*What you have to do:* Copy out each line of the data that holds the word "label".

*Listed records:*

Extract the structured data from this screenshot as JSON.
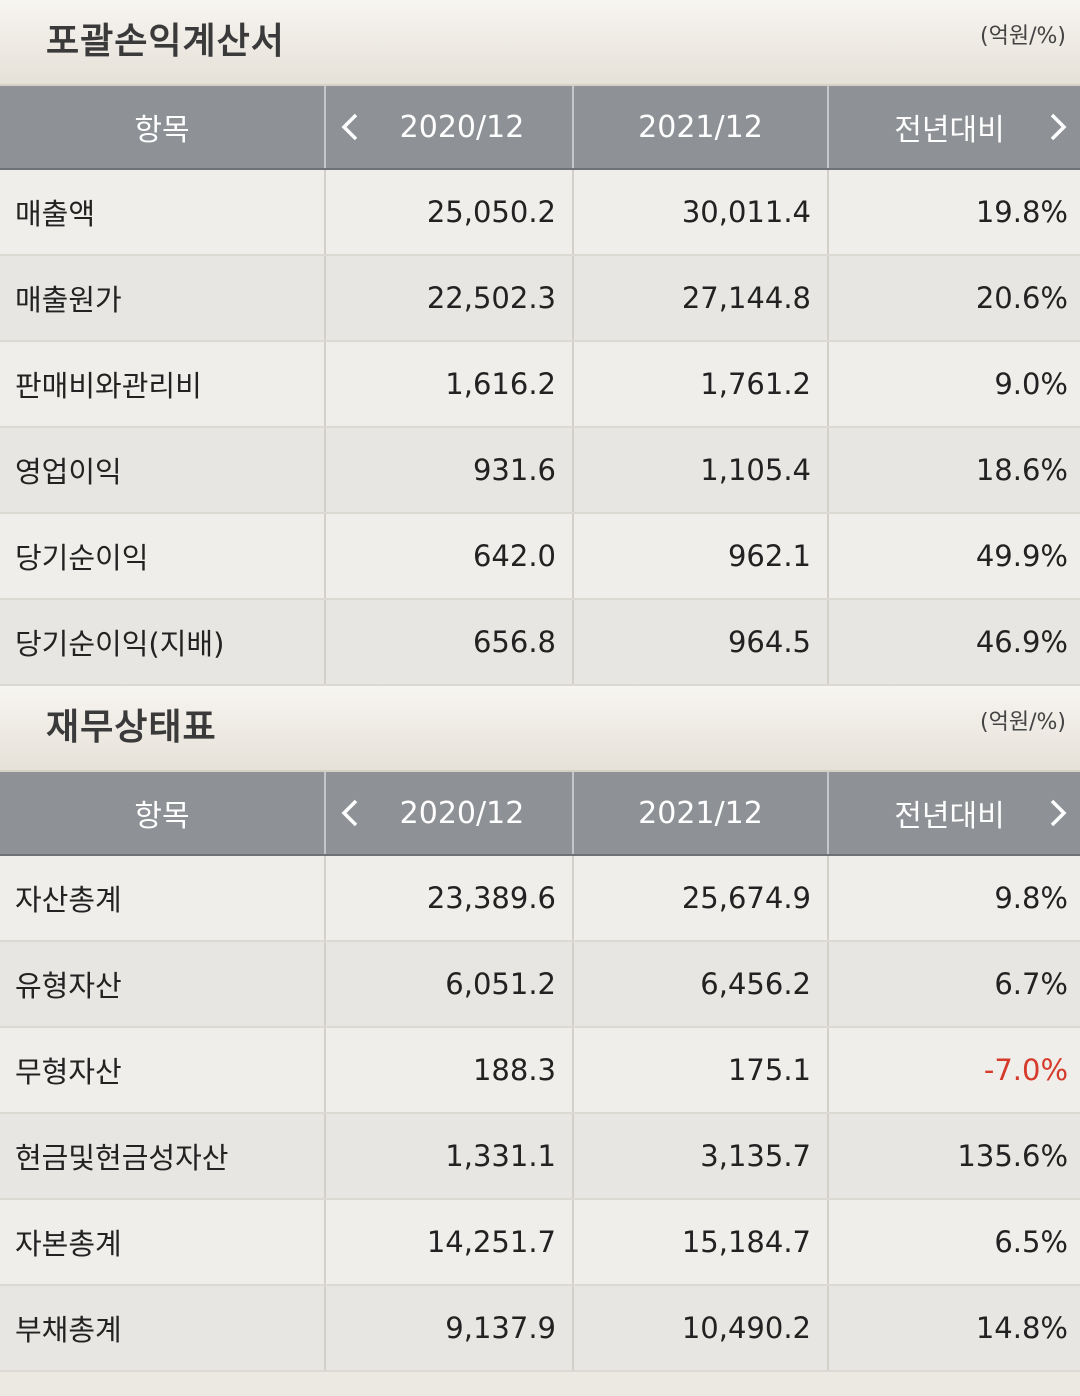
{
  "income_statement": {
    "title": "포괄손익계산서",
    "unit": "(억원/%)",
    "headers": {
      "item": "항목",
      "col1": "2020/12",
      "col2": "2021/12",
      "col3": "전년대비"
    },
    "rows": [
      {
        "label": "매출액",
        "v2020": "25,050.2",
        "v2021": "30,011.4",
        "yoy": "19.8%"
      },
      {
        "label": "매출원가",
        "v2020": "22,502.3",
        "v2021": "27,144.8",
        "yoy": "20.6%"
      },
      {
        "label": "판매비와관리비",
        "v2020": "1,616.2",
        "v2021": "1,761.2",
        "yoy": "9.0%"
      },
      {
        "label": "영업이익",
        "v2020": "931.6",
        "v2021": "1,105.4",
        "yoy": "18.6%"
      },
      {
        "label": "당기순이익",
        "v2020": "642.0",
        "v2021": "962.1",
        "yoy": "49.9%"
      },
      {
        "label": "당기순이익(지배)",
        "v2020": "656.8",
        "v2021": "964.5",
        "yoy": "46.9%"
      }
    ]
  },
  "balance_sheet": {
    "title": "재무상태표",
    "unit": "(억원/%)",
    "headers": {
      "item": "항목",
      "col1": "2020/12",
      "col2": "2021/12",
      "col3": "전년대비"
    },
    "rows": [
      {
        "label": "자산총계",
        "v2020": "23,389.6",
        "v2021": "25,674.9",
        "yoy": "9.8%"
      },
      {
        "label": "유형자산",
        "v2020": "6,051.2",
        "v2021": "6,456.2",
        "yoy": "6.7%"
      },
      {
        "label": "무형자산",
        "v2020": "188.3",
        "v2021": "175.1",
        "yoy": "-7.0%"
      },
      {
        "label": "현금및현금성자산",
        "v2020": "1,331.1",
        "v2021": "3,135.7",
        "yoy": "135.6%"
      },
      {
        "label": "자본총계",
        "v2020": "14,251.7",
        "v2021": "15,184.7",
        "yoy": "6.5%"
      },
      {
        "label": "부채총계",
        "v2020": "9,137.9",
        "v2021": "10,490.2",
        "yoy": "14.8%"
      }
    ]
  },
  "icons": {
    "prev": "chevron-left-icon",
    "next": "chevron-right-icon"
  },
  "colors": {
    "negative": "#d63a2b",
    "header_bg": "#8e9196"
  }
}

*Response for this exercise:*
        "label": "매출액",
        "label": "매출원가",
        "label": "판매비와관리비",
        "label": "영업이익",
        "label": "당기순이익",
        "label": "당기순이익(지배)",
        "label": "자산총계",
        "label": "유형자산",
        "label": "무형자산",
        "label": "현금및현금성자산",
        "label": "자본총계",
        "label": "부채총계",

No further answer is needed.